[Exercise directions] Nothing in the data should change when you return it, but leave the pictures out.

::::::

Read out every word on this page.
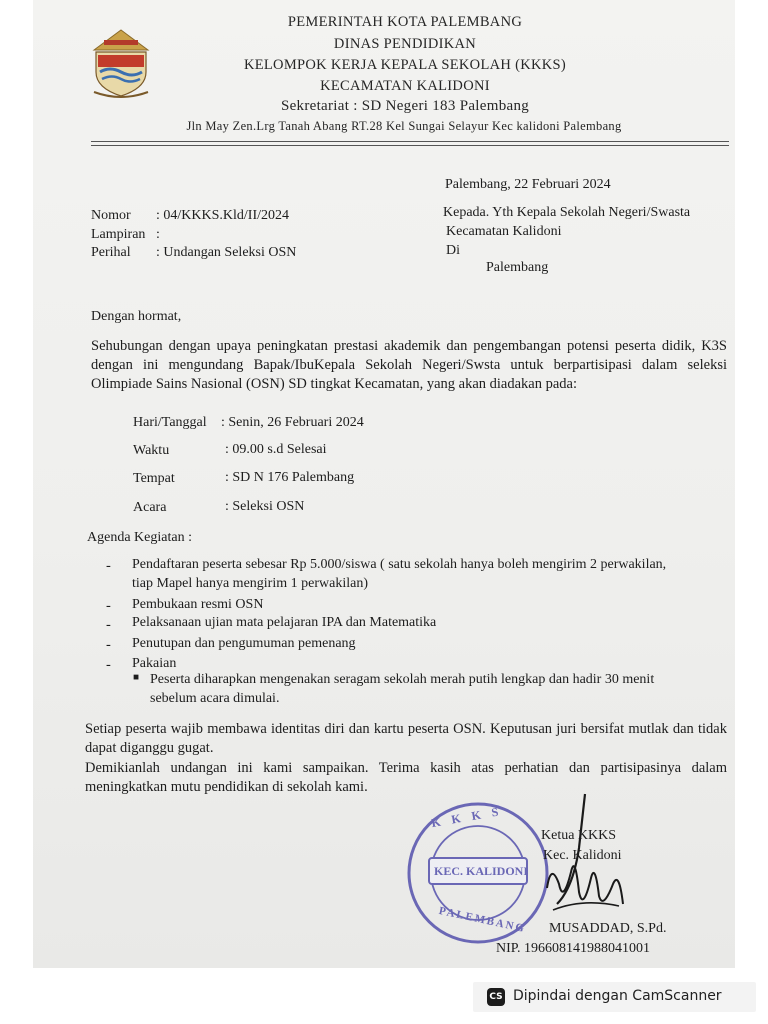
PEMERINTAH KOTA PALEMBANG
DINAS PENDIDIKAN
KELOMPOK KERJA KEPALA SEKOLAH (KKKS)
KECAMATAN KALIDONI
Sekretariat : SD Negeri 183 Palembang
Jln May Zen.Lrg Tanah Abang RT.28 Kel Sungai Selayur Kec kalidoni Palembang
Palembang, 22 Februari 2024
Nomor : 04/KKKS.Kld/II/2024
Lampiran :
Perihal : Undangan Seleksi OSN
Kepada. Yth Kepala Sekolah Negeri/Swasta
Kecamatan Kalidoni
Di
Palembang
Dengan hormat,
Sehubungan dengan upaya peningkatan prestasi akademik dan pengembangan potensi peserta didik, K3S dengan ini mengundang Bapak/IbuKepala Sekolah Negeri/Swsta untuk berpartisipasi dalam seleksi Olimpiade Sains Nasional (OSN) SD tingkat Kecamatan, yang akan diadakan pada:
Hari/Tanggal : Senin, 26 Februari 2024
Waktu	: 09.00 s.d Selesai
Tempat	: SD N 176 Palembang
Acara	: Seleksi OSN
Agenda Kegiatan :
- Pendaftaran peserta sebesar Rp 5.000/siswa ( satu sekolah hanya boleh mengirim 2 perwakilan,
tiap Mapel hanya mengirim 1 perwakilan)
- Pembukaan resmi OSN
- Pelaksanaan ujian mata pelajaran IPA dan Matematika
- Penutupan dan pengumuman pemenang
- Pakaian
■ Peserta diharapkan mengenakan seragam sekolah merah putih lengkap dan hadir 30 menit
sebelum acara dimulai.
Setiap peserta wajib membawa identitas diri dan kartu peserta OSN. Keputusan juri bersifat mutlak dan tidak dapat diganggu gugat.
Demikianlah undangan ini kami sampaikan. Terima kasih atas perhatian dan partisipasinya dalam meningkatkan mutu pendidikan di sekolah kami.
K K K S
KEC. KALIDONI
PALEMBANG
Ketua KKKS
Kec. Kalidoni
MUSADDAD, S.Pd.
NIP. 196608141988041001
CS Dipindai dengan CamScanner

::::::

[The completed task]
Read out every word on this page.
PEMERINTAH KOTA PALEMBANG
DINAS PENDIDIKAN
KELOMPOK KERJA KEPALA SEKOLAH (KKKS)
KECAMATAN KALIDONI
Sekretariat : SD Negeri 183 Palembang
Jln May Zen.Lrg Tanah Abang RT.28 Kel Sungai Selayur Kec kalidoni Palembang
Palembang, 22 Februari 2024
Nomor : 04/KKKS.Kld/II/2024
Lampiran :
Perihal : Undangan Seleksi OSN
Kepada. Yth Kepala Sekolah Negeri/Swasta
Kecamatan Kalidoni
Di
Palembang
Dengan hormat,
Sehubungan dengan upaya peningkatan prestasi akademik dan pengembangan potensi peserta didik, K3S dengan ini mengundang Bapak/IbuKepala Sekolah Negeri/Swsta untuk berpartisipasi dalam seleksi Olimpiade Sains Nasional (OSN) SD tingkat Kecamatan, yang akan diadakan pada:
Hari/Tanggal : Senin, 26 Februari 2024
Waktu	: 09.00 s.d Selesai
Tempat	: SD N 176 Palembang
Acara	: Seleksi OSN
Agenda Kegiatan :
- Pendaftaran peserta sebesar Rp 5.000/siswa ( satu sekolah hanya boleh mengirim 2 perwakilan,
tiap Mapel hanya mengirim 1 perwakilan)
- Pembukaan resmi OSN
- Pelaksanaan ujian mata pelajaran IPA dan Matematika
- Penutupan dan pengumuman pemenang
- Pakaian
■ Peserta diharapkan mengenakan seragam sekolah merah putih lengkap dan hadir 30 menit
sebelum acara dimulai.
Setiap peserta wajib membawa identitas diri dan kartu peserta OSN. Keputusan juri bersifat mutlak dan tidak dapat diganggu gugat.
Demikianlah undangan ini kami sampaikan. Terima kasih atas perhatian dan partisipasinya dalam meningkatkan mutu pendidikan di sekolah kami.
K K K S
KEC. KALIDONI
PALEMBANG
Ketua KKKS
Kec. Kalidoni
MUSADDAD, S.Pd.
NIP. 196608141988041001
CS Dipindai dengan CamScanner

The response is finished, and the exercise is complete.